Dataset content
────────────────

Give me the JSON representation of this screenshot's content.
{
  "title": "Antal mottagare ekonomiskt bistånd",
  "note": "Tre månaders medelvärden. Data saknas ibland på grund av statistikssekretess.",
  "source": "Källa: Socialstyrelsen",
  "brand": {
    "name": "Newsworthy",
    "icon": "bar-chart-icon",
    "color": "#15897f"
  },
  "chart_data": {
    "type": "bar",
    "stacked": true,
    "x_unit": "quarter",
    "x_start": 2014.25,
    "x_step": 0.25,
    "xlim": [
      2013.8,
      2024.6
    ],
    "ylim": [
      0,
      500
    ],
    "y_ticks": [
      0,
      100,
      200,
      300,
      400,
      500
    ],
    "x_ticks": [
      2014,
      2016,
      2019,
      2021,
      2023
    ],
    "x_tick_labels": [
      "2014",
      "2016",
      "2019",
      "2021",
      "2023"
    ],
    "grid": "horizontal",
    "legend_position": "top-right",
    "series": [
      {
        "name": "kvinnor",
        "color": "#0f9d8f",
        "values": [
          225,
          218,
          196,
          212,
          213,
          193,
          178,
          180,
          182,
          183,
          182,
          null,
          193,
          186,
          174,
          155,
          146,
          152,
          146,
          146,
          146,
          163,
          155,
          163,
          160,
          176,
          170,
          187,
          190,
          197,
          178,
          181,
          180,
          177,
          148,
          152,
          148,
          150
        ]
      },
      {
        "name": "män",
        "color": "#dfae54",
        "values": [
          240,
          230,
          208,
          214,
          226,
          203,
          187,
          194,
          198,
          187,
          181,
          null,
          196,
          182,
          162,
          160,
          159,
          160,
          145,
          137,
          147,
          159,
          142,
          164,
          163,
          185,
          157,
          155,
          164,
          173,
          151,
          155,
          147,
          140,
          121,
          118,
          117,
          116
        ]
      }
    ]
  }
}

────────────────

Exercise aim
Copy each line above that contains the string "color".

Response for this exercise
    "color": "#15897f"
        "color": "#0f9d8f",
        "color": "#dfae54",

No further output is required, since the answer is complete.